■ **Exercise aim**:
Using the material below, copy every line where "image" appears.

>>>>

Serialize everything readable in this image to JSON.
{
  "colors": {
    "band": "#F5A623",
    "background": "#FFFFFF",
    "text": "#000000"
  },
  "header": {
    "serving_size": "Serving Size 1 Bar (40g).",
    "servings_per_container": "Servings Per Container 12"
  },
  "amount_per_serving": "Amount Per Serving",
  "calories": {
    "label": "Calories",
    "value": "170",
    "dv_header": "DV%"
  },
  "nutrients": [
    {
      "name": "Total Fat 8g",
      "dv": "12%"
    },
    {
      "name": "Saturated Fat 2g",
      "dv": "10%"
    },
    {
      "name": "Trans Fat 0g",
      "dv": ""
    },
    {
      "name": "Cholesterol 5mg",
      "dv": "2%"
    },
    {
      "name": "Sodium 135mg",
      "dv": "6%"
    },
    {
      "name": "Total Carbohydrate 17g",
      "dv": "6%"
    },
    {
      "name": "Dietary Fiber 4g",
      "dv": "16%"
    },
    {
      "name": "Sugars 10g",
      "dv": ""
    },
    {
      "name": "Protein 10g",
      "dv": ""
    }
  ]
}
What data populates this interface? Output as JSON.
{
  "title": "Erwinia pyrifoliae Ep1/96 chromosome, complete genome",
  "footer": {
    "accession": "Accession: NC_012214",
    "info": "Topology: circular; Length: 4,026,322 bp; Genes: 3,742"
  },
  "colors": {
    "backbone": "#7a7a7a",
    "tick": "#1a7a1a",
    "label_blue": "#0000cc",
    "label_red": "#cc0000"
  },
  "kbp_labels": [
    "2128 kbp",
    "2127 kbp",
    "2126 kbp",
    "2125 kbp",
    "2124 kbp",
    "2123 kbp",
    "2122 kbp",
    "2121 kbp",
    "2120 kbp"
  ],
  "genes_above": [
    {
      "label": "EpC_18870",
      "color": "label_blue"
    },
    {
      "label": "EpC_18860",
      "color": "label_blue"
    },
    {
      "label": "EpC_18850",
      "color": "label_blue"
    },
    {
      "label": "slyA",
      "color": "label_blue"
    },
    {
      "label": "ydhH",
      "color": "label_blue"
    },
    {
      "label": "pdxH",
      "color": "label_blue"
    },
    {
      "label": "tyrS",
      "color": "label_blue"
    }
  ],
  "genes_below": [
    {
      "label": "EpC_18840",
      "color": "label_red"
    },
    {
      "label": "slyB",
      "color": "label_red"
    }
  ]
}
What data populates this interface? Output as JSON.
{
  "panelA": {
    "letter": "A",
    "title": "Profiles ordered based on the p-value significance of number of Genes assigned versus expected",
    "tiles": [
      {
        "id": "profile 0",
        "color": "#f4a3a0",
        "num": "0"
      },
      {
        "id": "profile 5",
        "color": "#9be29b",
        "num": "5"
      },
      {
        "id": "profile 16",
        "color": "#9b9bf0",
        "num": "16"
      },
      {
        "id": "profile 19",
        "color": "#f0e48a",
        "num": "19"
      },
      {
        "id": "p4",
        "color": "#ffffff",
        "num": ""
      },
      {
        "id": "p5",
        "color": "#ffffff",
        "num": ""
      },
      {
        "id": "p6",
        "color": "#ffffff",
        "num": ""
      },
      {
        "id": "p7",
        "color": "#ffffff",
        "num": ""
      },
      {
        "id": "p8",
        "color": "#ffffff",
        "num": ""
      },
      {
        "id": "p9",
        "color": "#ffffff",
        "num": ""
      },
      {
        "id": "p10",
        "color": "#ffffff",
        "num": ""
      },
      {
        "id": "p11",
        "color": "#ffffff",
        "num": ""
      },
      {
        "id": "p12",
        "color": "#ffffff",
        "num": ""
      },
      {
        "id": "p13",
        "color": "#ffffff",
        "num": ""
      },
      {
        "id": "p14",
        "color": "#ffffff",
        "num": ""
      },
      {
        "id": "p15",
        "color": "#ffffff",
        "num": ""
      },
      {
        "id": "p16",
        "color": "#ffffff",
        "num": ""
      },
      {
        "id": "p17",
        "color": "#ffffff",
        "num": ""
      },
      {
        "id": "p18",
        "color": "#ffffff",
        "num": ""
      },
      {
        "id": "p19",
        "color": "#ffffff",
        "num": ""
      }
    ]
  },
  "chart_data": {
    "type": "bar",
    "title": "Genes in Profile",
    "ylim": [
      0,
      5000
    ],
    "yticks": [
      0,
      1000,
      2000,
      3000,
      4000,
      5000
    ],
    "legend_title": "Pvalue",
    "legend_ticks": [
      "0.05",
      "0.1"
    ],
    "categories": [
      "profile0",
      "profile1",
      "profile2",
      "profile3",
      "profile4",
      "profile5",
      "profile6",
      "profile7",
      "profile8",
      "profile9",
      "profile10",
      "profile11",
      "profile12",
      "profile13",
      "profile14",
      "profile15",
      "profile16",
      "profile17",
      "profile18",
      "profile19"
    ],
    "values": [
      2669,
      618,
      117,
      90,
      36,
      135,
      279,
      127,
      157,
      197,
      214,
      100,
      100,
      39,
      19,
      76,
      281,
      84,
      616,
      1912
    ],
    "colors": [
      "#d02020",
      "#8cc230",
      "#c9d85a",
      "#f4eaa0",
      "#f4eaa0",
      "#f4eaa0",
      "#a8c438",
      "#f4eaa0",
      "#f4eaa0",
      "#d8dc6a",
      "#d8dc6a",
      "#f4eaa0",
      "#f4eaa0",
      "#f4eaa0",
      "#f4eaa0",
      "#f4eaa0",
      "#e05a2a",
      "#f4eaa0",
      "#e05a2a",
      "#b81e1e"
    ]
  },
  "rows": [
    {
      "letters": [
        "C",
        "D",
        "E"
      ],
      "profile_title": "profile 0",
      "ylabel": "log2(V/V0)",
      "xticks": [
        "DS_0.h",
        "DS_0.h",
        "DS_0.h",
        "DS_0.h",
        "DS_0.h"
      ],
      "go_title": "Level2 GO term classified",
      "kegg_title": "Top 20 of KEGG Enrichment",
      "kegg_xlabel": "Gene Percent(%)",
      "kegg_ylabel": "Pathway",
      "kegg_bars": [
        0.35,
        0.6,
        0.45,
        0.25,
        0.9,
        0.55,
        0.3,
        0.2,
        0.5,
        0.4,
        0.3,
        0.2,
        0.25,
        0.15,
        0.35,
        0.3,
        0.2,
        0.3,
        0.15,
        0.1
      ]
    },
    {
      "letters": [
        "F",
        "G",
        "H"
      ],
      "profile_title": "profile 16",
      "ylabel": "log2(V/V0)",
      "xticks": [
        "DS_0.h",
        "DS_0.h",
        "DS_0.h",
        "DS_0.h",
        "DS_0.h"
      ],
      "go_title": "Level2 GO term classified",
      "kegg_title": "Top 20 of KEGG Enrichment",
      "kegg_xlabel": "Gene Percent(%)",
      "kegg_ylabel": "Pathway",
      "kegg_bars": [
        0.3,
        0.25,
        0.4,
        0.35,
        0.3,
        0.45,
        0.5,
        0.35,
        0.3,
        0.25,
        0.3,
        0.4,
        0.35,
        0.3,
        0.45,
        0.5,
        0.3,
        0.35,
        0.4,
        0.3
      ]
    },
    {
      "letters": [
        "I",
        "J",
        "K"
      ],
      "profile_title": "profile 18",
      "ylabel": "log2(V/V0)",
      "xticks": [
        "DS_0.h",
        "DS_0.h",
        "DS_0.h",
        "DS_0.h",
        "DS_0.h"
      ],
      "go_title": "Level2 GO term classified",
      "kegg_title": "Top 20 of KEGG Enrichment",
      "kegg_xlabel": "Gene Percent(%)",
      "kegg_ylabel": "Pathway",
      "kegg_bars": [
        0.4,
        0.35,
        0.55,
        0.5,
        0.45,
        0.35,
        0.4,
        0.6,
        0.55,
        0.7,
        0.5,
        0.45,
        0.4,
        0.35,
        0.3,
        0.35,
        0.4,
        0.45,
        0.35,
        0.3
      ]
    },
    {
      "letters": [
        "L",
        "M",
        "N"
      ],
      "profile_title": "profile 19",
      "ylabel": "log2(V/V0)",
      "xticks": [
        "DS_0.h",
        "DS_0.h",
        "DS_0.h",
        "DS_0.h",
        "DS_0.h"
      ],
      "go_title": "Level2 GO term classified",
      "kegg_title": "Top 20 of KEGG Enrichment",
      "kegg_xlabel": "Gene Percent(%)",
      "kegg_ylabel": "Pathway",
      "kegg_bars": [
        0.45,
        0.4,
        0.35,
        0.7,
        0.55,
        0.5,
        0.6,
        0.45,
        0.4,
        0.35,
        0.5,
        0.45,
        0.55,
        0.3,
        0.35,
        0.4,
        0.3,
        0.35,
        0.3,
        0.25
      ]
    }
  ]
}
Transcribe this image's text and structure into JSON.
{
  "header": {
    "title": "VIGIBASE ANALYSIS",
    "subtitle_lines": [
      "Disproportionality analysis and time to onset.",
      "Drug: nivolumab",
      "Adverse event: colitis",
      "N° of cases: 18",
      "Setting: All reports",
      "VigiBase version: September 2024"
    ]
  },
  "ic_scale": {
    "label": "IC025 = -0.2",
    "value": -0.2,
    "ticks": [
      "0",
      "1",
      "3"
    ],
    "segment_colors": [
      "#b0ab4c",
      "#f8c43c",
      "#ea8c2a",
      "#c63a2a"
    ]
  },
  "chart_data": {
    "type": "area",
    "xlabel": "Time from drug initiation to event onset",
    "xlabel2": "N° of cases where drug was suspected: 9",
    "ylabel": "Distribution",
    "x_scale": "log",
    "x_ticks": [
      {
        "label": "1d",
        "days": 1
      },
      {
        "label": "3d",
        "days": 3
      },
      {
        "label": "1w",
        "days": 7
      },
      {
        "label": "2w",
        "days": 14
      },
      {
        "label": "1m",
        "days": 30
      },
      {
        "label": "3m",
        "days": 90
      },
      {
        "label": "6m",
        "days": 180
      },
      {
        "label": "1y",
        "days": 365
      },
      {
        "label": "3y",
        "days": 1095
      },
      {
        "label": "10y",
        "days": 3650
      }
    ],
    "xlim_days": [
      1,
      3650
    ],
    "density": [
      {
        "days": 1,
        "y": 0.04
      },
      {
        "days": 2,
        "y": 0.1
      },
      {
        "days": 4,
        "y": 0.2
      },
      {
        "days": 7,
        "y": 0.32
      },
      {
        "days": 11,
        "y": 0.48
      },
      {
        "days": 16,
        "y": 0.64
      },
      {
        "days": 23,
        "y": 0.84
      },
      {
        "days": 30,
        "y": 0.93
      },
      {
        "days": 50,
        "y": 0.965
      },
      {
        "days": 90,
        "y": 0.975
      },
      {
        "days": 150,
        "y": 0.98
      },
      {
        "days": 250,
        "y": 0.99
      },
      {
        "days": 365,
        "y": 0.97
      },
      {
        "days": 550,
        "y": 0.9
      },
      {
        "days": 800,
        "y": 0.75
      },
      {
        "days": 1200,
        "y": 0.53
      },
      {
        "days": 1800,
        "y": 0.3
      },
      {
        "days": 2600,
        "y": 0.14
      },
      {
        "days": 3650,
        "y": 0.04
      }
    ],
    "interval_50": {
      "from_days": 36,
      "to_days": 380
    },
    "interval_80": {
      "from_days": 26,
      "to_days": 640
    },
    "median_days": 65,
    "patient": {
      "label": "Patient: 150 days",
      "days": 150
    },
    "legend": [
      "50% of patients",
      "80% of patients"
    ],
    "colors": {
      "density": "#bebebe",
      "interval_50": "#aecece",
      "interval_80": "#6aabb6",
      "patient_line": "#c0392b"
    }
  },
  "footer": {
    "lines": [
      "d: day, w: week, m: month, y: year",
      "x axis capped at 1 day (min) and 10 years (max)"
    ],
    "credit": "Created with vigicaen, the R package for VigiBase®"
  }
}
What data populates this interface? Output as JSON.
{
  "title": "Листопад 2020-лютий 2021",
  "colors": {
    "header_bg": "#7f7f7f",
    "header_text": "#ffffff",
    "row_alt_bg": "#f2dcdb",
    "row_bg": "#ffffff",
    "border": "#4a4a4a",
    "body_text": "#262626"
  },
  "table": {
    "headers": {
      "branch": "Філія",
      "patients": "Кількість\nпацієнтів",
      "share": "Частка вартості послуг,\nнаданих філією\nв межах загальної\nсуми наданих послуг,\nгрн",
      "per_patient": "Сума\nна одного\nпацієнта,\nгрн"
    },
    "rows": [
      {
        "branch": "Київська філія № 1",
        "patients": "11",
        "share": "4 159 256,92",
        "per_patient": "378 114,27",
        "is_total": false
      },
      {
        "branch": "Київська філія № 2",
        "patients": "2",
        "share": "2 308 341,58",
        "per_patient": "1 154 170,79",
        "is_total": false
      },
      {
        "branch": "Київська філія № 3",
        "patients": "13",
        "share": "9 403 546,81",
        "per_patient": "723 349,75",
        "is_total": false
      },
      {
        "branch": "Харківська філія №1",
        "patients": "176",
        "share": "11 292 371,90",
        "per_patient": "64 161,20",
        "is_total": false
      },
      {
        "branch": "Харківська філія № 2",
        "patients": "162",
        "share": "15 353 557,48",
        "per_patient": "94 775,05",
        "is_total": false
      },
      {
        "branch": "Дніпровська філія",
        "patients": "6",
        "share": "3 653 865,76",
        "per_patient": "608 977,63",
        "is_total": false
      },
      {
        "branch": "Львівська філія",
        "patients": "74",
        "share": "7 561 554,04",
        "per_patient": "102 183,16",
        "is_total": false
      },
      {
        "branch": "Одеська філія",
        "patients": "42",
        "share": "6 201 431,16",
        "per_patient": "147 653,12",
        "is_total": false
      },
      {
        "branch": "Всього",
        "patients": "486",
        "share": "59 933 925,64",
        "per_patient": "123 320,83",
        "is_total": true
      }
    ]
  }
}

<<<<

■ **Solution to this task**:
Serialize everything readable in this image to JSON.
Transcribe this image's text and structure into JSON.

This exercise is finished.